Working data:
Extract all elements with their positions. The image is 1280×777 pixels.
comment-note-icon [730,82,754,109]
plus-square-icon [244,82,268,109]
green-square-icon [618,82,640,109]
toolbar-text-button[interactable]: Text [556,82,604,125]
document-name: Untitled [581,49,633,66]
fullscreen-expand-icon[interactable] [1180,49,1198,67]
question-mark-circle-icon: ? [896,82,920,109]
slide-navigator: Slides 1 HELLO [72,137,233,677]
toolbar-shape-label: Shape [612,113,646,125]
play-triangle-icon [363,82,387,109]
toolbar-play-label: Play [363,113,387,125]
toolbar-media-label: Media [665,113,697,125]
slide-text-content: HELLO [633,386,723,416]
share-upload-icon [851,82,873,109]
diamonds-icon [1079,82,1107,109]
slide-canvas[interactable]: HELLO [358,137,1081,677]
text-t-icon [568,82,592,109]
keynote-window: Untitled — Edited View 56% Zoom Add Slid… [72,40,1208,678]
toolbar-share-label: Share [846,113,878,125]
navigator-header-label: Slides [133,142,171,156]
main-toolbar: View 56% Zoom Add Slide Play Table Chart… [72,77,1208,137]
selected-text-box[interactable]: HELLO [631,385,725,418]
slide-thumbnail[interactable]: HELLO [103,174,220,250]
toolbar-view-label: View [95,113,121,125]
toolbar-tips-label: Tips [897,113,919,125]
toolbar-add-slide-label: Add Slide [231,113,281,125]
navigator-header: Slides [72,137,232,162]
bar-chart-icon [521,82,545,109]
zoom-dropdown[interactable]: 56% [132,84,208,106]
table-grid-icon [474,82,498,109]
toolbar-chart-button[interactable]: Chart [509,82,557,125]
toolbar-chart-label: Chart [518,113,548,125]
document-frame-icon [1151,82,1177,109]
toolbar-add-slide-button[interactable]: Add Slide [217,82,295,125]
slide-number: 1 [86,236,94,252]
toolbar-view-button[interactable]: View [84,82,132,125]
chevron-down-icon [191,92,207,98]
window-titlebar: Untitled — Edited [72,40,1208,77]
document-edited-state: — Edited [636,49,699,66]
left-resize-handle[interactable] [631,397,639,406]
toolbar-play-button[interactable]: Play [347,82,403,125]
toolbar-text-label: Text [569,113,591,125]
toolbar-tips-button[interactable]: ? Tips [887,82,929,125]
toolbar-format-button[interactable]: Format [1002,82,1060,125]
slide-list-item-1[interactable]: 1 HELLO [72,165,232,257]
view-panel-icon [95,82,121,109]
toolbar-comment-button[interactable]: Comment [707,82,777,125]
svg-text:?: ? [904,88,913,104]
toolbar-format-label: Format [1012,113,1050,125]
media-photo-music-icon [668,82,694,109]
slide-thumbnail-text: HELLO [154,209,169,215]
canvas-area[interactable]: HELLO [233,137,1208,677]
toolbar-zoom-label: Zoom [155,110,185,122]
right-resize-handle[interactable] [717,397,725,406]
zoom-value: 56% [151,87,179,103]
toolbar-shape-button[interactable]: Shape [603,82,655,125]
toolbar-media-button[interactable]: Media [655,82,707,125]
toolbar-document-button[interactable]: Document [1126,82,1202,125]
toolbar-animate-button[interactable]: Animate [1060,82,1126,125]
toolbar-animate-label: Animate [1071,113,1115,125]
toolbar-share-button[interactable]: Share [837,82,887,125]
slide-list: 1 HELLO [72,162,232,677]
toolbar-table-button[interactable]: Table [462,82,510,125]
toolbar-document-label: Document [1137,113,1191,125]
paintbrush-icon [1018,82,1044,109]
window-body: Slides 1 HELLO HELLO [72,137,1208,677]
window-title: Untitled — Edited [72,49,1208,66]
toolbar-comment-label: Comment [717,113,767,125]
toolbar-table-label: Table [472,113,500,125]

The task: Reproduce all of the data above, line for line and without any changes.

The result:
Extract all elements with their positions. The image is 1280×777 pixels.
comment-note-icon [730,82,754,109]
plus-square-icon [244,82,268,109]
green-square-icon [618,82,640,109]
toolbar-text-button[interactable]: Text [556,82,604,125]
document-name: Untitled [581,49,633,66]
fullscreen-expand-icon[interactable] [1180,49,1198,67]
question-mark-circle-icon: ? [896,82,920,109]
slide-navigator: Slides 1 HELLO [72,137,233,677]
toolbar-shape-label: Shape [612,113,646,125]
play-triangle-icon [363,82,387,109]
toolbar-play-label: Play [363,113,387,125]
toolbar-media-label: Media [665,113,697,125]
slide-text-content: HELLO [633,386,723,416]
share-upload-icon [851,82,873,109]
diamonds-icon [1079,82,1107,109]
slide-canvas[interactable]: HELLO [358,137,1081,677]
text-t-icon [568,82,592,109]
keynote-window: Untitled — Edited View 56% Zoom Add Slid… [72,40,1208,678]
toolbar-share-label: Share [846,113,878,125]
navigator-header-label: Slides [133,142,171,156]
main-toolbar: View 56% Zoom Add Slide Play Table Chart… [72,77,1208,137]
selected-text-box[interactable]: HELLO [631,385,725,418]
slide-thumbnail[interactable]: HELLO [103,174,220,250]
toolbar-view-label: View [95,113,121,125]
toolbar-tips-label: Tips [897,113,919,125]
toolbar-add-slide-label: Add Slide [231,113,281,125]
navigator-header: Slides [72,137,232,162]
bar-chart-icon [521,82,545,109]
zoom-dropdown[interactable]: 56% [132,84,208,106]
table-grid-icon [474,82,498,109]
toolbar-chart-button[interactable]: Chart [509,82,557,125]
toolbar-chart-label: Chart [518,113,548,125]
document-frame-icon [1151,82,1177,109]
toolbar-add-slide-button[interactable]: Add Slide [217,82,295,125]
slide-number: 1 [86,236,94,252]
toolbar-view-button[interactable]: View [84,82,132,125]
chevron-down-icon [191,92,207,98]
window-titlebar: Untitled — Edited [72,40,1208,77]
document-edited-state: — Edited [636,49,699,66]
left-resize-handle[interactable] [631,397,639,406]
toolbar-play-button[interactable]: Play [347,82,403,125]
toolbar-text-label: Text [569,113,591,125]
toolbar-tips-button[interactable]: ? Tips [887,82,929,125]
toolbar-format-button[interactable]: Format [1002,82,1060,125]
slide-list-item-1[interactable]: 1 HELLO [72,165,232,257]
view-panel-icon [95,82,121,109]
toolbar-comment-button[interactable]: Comment [707,82,777,125]
svg-text:?: ? [904,88,913,104]
toolbar-format-label: Format [1012,113,1050,125]
media-photo-music-icon [668,82,694,109]
slide-thumbnail-text: HELLO [154,209,169,215]
canvas-area[interactable]: HELLO [233,137,1208,677]
toolbar-zoom-label: Zoom [155,110,185,122]
right-resize-handle[interactable] [717,397,725,406]
zoom-value: 56% [151,87,179,103]
toolbar-shape-button[interactable]: Shape [603,82,655,125]
toolbar-media-button[interactable]: Media [655,82,707,125]
toolbar-document-button[interactable]: Document [1126,82,1202,125]
toolbar-animate-button[interactable]: Animate [1060,82,1126,125]
toolbar-animate-label: Animate [1071,113,1115,125]
toolbar-share-button[interactable]: Share [837,82,887,125]
slide-list: 1 HELLO [72,162,232,677]
toolbar-table-button[interactable]: Table [462,82,510,125]
toolbar-document-label: Document [1137,113,1191,125]
paintbrush-icon [1018,82,1044,109]
window-body: Slides 1 HELLO HELLO [72,137,1208,677]
window-title: Untitled — Edited [72,49,1208,66]
toolbar-comment-label: Comment [717,113,767,125]
toolbar-table-label: Table [472,113,500,125]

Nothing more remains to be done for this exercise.